> [WORK TO BE COMPLETED] Transcribe everything in the data word for word. Pictures are left out.

Start of SUPPLIED MATERIAL

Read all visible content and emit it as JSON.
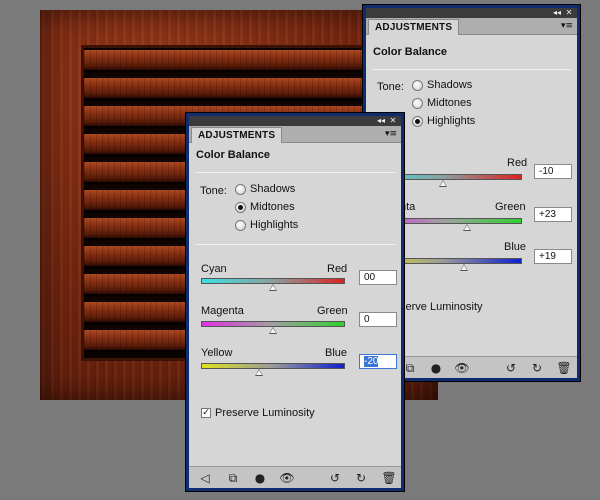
{
  "panels": {
    "back": {
      "tab": "ADJUSTMENTS",
      "title": "Color Balance",
      "tone_label": "Tone:",
      "tones": [
        "Shadows",
        "Midtones",
        "Highlights"
      ],
      "selected_tone": "Highlights",
      "sliders": [
        {
          "left": "",
          "right": "Red",
          "value": "-10",
          "level": -10
        },
        {
          "left": "nta",
          "right": "Green",
          "value": "+23",
          "level": 23
        },
        {
          "left": "",
          "right": "Blue",
          "value": "+19",
          "level": 19
        }
      ],
      "checkbox_label": "serve Luminosity"
    },
    "front": {
      "tab": "ADJUSTMENTS",
      "title": "Color Balance",
      "tone_label": "Tone:",
      "tones": [
        "Shadows",
        "Midtones",
        "Highlights"
      ],
      "selected_tone": "Midtones",
      "sliders": [
        {
          "left": "Cyan",
          "right": "Red",
          "value": "00",
          "level": 0
        },
        {
          "left": "Magenta",
          "right": "Green",
          "value": "0",
          "level": 0
        },
        {
          "left": "Yellow",
          "right": "Blue",
          "value": "-20",
          "level": -20
        }
      ],
      "checkbox_label": "Preserve Luminosity",
      "preserve_luminosity": true
    }
  },
  "icons": {
    "titlebar": [
      "collapse-icon",
      "close-icon",
      "panel-menu-icon"
    ],
    "footer": [
      "back-arrow-icon",
      "expand-view-icon",
      "clip-layer-icon",
      "visibility-eye-icon",
      "view-previous-icon",
      "reset-icon",
      "delete-icon"
    ]
  },
  "colors": {
    "panel_border": "#0f2d6e",
    "panel_bg": "#d6d6d6",
    "selection": "#3b76d6"
  }
}
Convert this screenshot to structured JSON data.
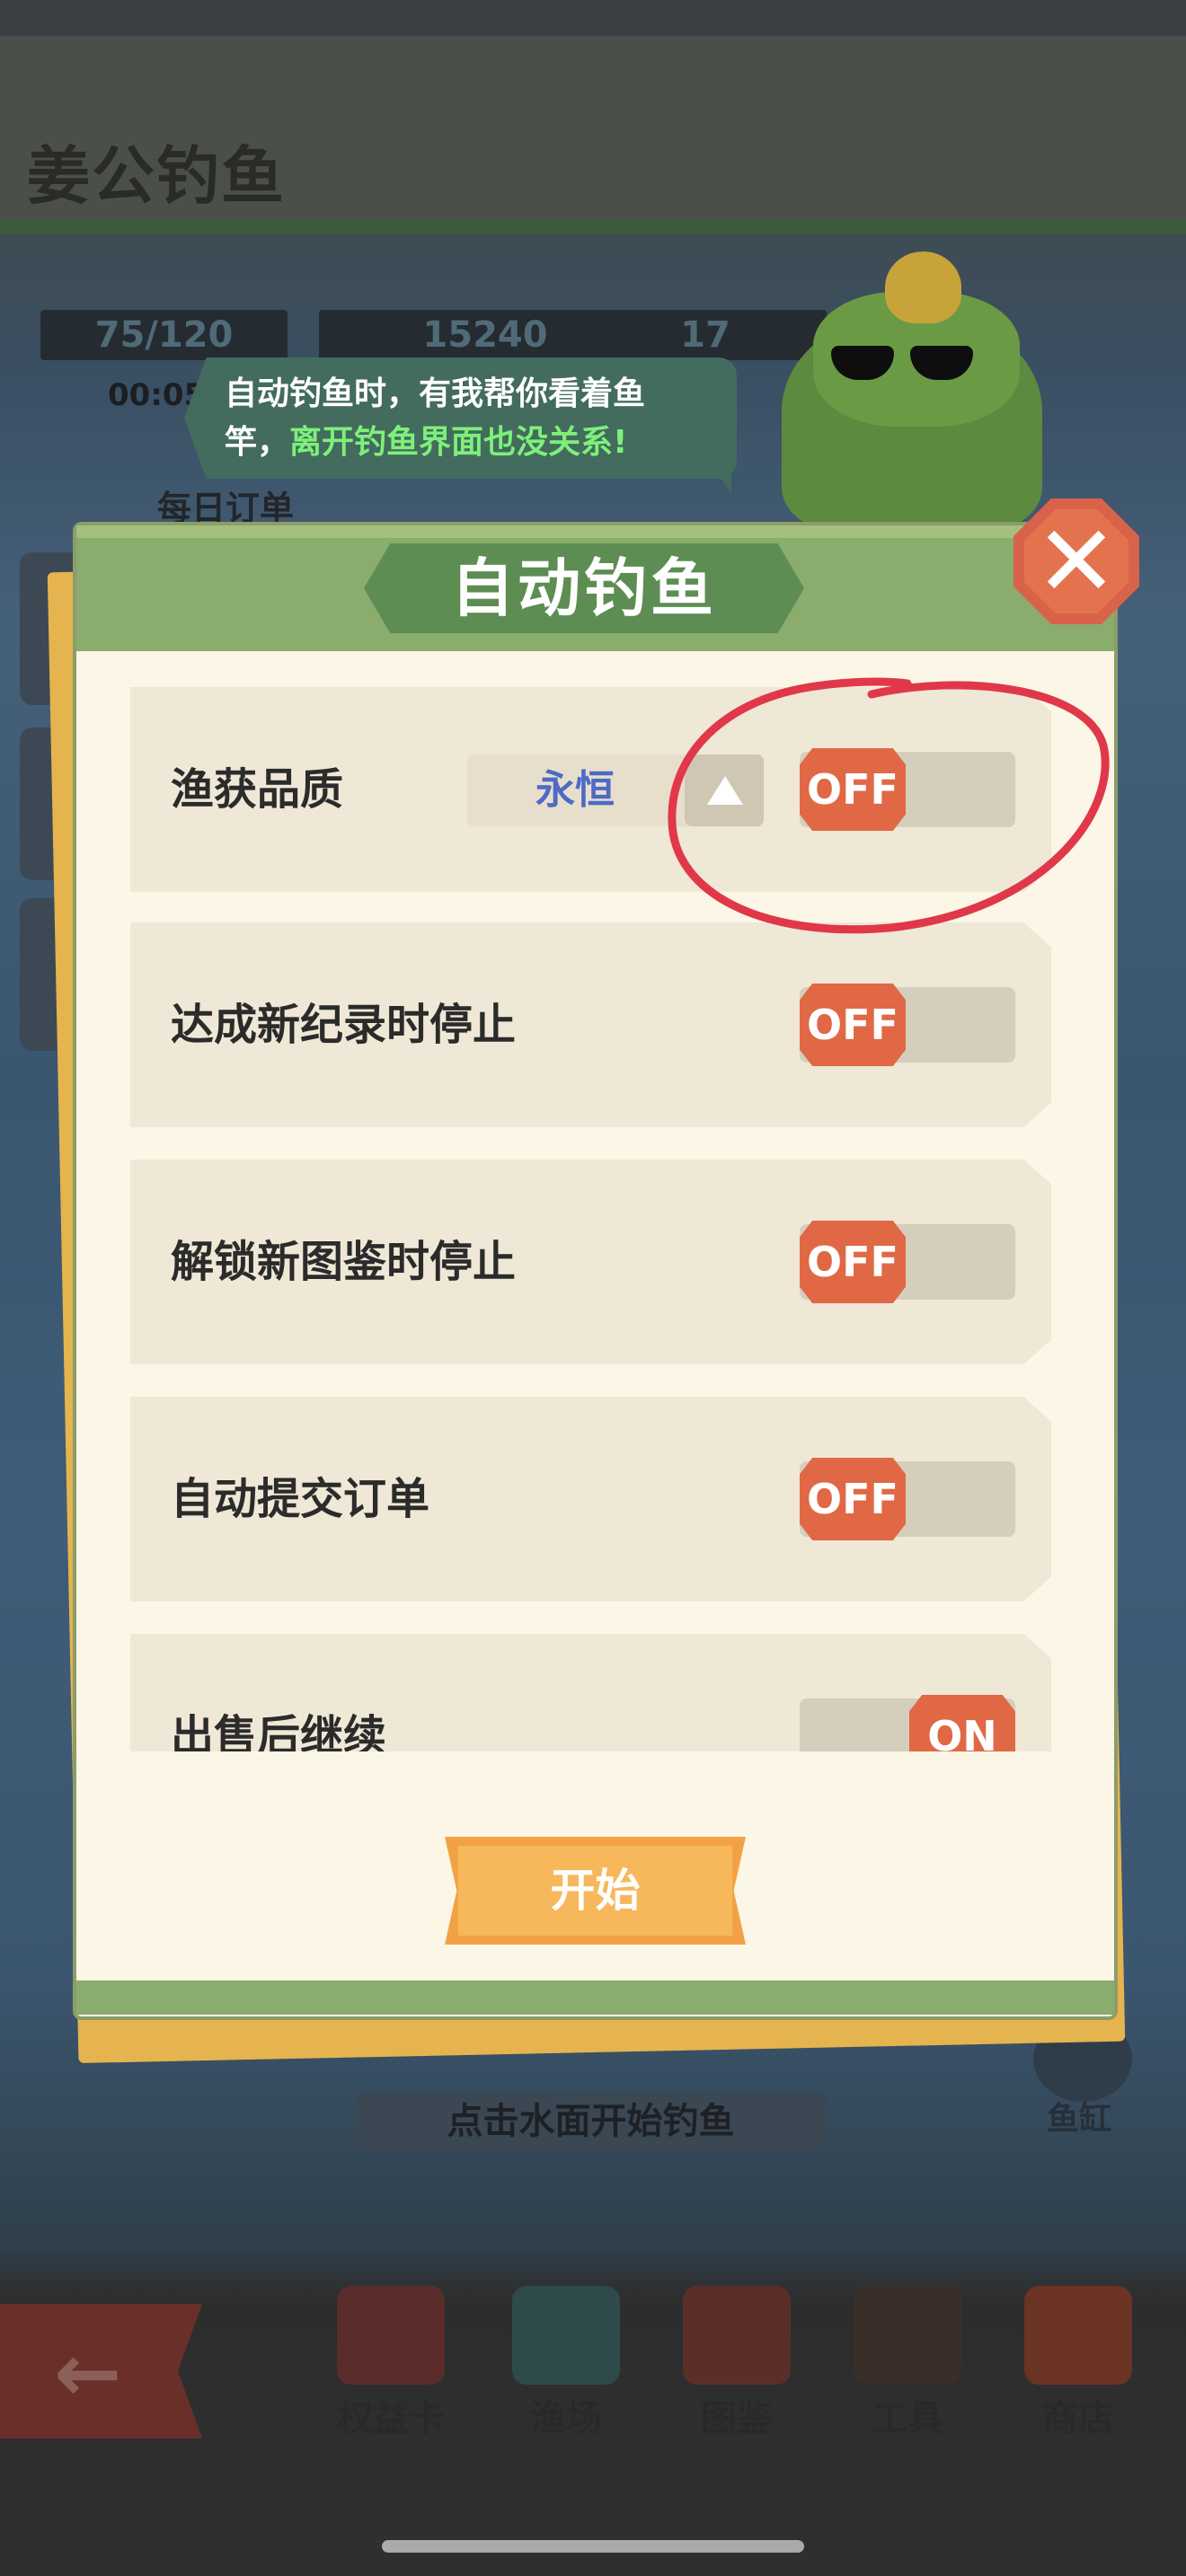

End of SUPPLIED MATERIAL

> [REPLY TO THE EXERCISE]
Read all visible content and emit it as JSON.
{
  "panels": {
    "back": {
      "tab": "ADJUSTMENTS",
      "title": "Color Balance",
      "tone_label": "Tone:",
      "tones": [
        "Shadows",
        "Midtones",
        "Highlights"
      ],
      "selected_tone": "Highlights",
      "sliders": [
        {
          "left": "",
          "right": "Red",
          "value": "-10",
          "level": -10
        },
        {
          "left": "nta",
          "right": "Green",
          "value": "+23",
          "level": 23
        },
        {
          "left": "",
          "right": "Blue",
          "value": "+19",
          "level": 19
        }
      ],
      "checkbox_label": "serve Luminosity"
    },
    "front": {
      "tab": "ADJUSTMENTS",
      "title": "Color Balance",
      "tone_label": "Tone:",
      "tones": [
        "Shadows",
        "Midtones",
        "Highlights"
      ],
      "selected_tone": "Midtones",
      "sliders": [
        {
          "left": "Cyan",
          "right": "Red",
          "value": "00",
          "level": 0
        },
        {
          "left": "Magenta",
          "right": "Green",
          "value": "0",
          "level": 0
        },
        {
          "left": "Yellow",
          "right": "Blue",
          "value": "-20",
          "level": -20
        }
      ],
      "checkbox_label": "Preserve Luminosity",
      "preserve_luminosity": true
    }
  },
  "icons": {
    "titlebar": [
      "collapse-icon",
      "close-icon",
      "panel-menu-icon"
    ],
    "footer": [
      "back-arrow-icon",
      "expand-view-icon",
      "clip-layer-icon",
      "visibility-eye-icon",
      "view-previous-icon",
      "reset-icon",
      "delete-icon"
    ]
  },
  "colors": {
    "panel_border": "#0f2d6e",
    "panel_bg": "#d6d6d6",
    "selection": "#3b76d6"
  }
}
Convert this screenshot to structured JSON data.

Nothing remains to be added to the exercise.